# Given request
Track down every line below that holds "Campbell" and copy it.

------ Available data ------

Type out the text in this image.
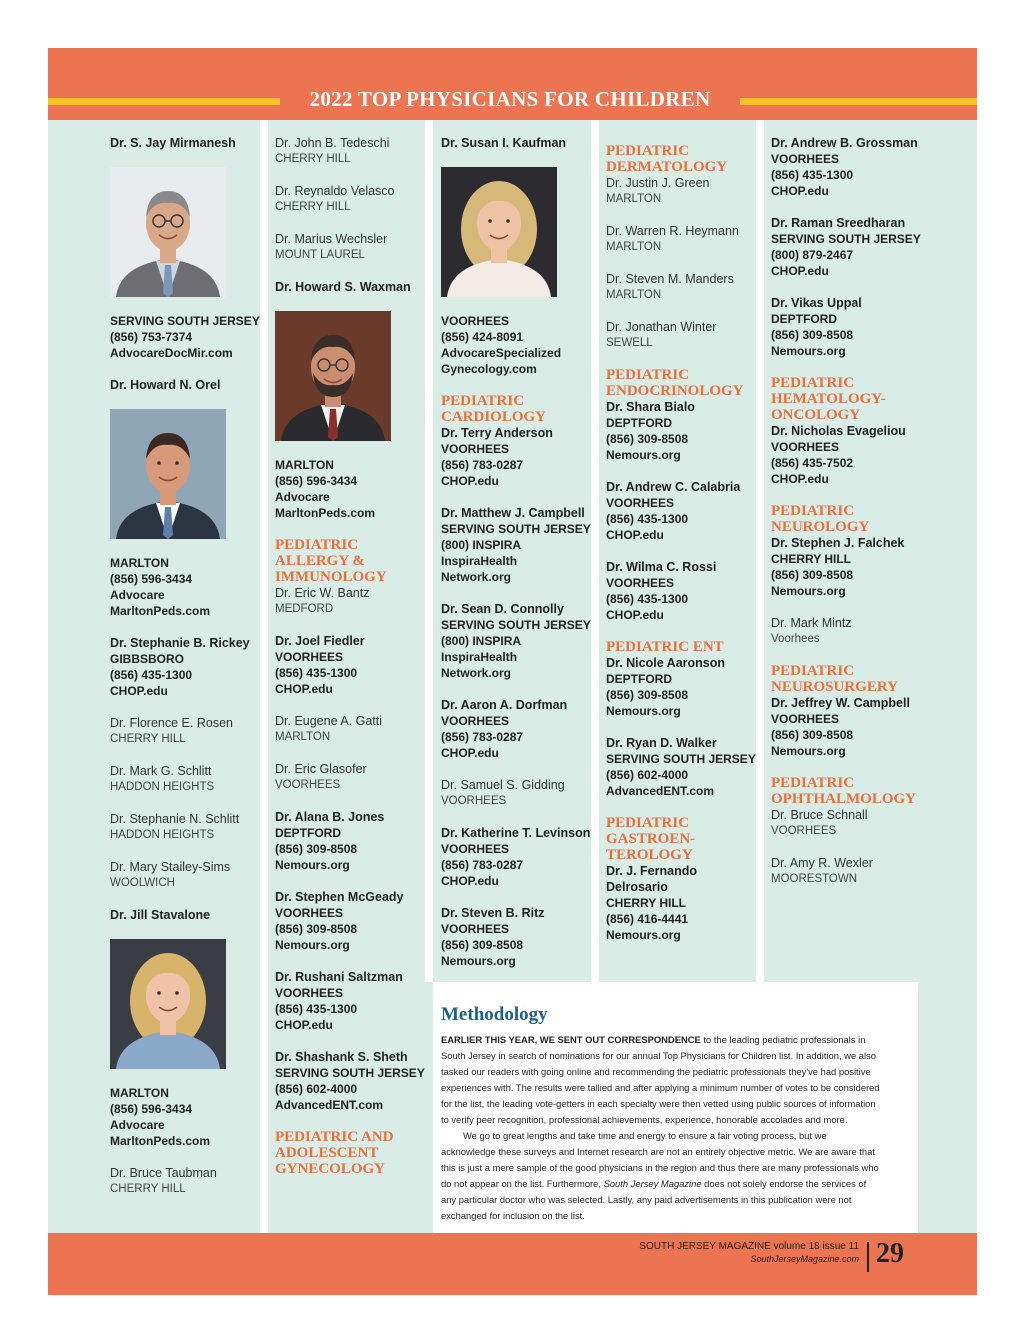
2022 TOP PHYSICIANS FOR CHILDREN
Dr. S. Jay Mirmanesh
SERVING SOUTH JERSEY
(856) 753-7374
AdvocareDocMir.com
Dr. Howard N. Orel
MARLTON
(856) 596-3434
Advocare
MarltonPeds.com
Dr. Stephanie B. Rickey
GIBBSBORO
(856) 435-1300
CHOP.edu
Dr. Florence E. Rosen
CHERRY HILL
Dr. Mark G. Schlitt
HADDON HEIGHTS
Dr. Stephanie N. Schlitt
HADDON HEIGHTS
Dr. Mary Stailey-Sims
WOOLWICH
Dr. Jill Stavalone
MARLTON
(856) 596-3434
Advocare
MarltonPeds.com
Dr. Bruce Taubman
CHERRY HILL
Dr. John B. Tedeschi
CHERRY HILL
Dr. Reynaldo Velasco
CHERRY HILL
Dr. Marius Wechsler
MOUNT LAUREL
Dr. Howard S. Waxman
MARLTON
(856) 596-3434
Advocare
MarltonPeds.com
PEDIATRIC ALLERGY & IMMUNOLOGY
Dr. Eric W. Bantz
MEDFORD
Dr. Joel Fiedler
VOORHEES
(856) 435-1300
CHOP.edu
Dr. Eugene A. Gatti
MARLTON
Dr. Eric Glasofer
VOORHEES
Dr. Alana B. Jones
DEPTFORD
(856) 309-8508
Nemours.org
Dr. Stephen McGeady
VOORHEES
(856) 309-8508
Nemours.org
Dr. Rushani Saltzman
VOORHEES
(856) 435-1300
CHOP.edu
Dr. Shashank S. Sheth
SERVING SOUTH JERSEY
(856) 602-4000
AdvancedENT.com
PEDIATRIC AND ADOLESCENT GYNECOLOGY
Dr. Susan I. Kaufman
VOORHEES
(856) 424-8091
AdvocareSpecialized
Gynecology.com
PEDIATRIC CARDIOLOGY
Dr. Terry Anderson
VOORHEES
(856) 783-0287
CHOP.edu
Dr. Matthew J. Campbell
SERVING SOUTH JERSEY
(800) INSPIRA
InspiraHealth
Network.org
Dr. Sean D. Connolly
SERVING SOUTH JERSEY
(800) INSPIRA
InspiraHealth
Network.org
Dr. Aaron A. Dorfman
VOORHEES
(856) 783-0287
CHOP.edu
Dr. Samuel S. Gidding
VOORHEES
Dr. Katherine T. Levinson
VOORHEES
(856) 783-0287
CHOP.edu
Dr. Steven B. Ritz
VOORHEES
(856) 309-8508
Nemours.org
PEDIATRIC DERMATOLOGY
Dr. Justin J. Green
MARLTON
Dr. Warren R. Heymann
MARLTON
Dr. Steven M. Manders
MARLTON
Dr. Jonathan Winter
SEWELL
PEDIATRIC ENDOCRINOLOGY
Dr. Shara Bialo
DEPTFORD
(856) 309-8508
Nemours.org
Dr. Andrew C. Calabria
VOORHEES
(856) 435-1300
CHOP.edu
Dr. Wilma C. Rossi
VOORHEES
(856) 435-1300
CHOP.edu
PEDIATRIC ENT
Dr. Nicole Aaronson
DEPTFORD
(856) 309-8508
Nemours.org
Dr. Ryan D. Walker
SERVING SOUTH JERSEY
(856) 602-4000
AdvancedENT.com
PEDIATRIC GASTROEN-TEROLOGY
Dr. J. Fernando Delrosario
CHERRY HILL
(856) 416-4441
Nemours.org
Dr. Andrew B. Grossman
VOORHEES
(856) 435-1300
CHOP.edu
Dr. Raman Sreedharan
SERVING SOUTH JERSEY
(800) 879-2467
CHOP.edu
Dr. Vikas Uppal
DEPTFORD
(856) 309-8508
Nemours.org
PEDIATRIC HEMATOLOGY-ONCOLOGY
Dr. Nicholas Evageliou
VOORHEES
(856) 435-7502
CHOP.edu
PEDIATRIC NEUROLOGY
Dr. Stephen J. Falchek
CHERRY HILL
(856) 309-8508
Nemours.org
Dr. Mark Mintz
Voorhees
PEDIATRIC NEUROSURGERY
Dr. Jeffrey W. Campbell
VOORHEES
(856) 309-8508
Nemours.org
PEDIATRIC OPHTHALMOLOGY
Dr. Bruce Schnall
VOORHEES
Dr. Amy R. Wexler
MOORESTOWN
Methodology

EARLIER THIS YEAR, WE SENT OUT CORRESPONDENCE to the leading pediatric professionals in South Jersey in search of nominations for our annual Top Physicians for Children list. In addition, we also tasked our readers with going online and recommending the pediatric professionals they've had positive experiences with. The results were tallied and after applying a minimum number of votes to be considered for the list, the leading vote-getters in each specialty were then vetted using public sources of information to verify peer recognition, professional achievements, experience, honorable accolades and more.

We go to great lengths and take time and energy to ensure a fair voting process, but we acknowledge these surveys and Internet research are not an entirely objective metric. We are aware that this is just a mere sample of the good physicians in the region and thus there are many professionals who do not appear on the list. Furthermore, South Jersey Magazine does not solely endorse the services of any particular doctor who was selected. Lastly, any paid advertisements in this publication were not exchanged for inclusion on the list.

SOUTH JERSEY MAGAZINE volume 18 issue 11
SouthJerseyMagazine.com 29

------

# Solution to the exercise
Dr. Matthew J. Campbell
Dr. Jeffrey W. Campbell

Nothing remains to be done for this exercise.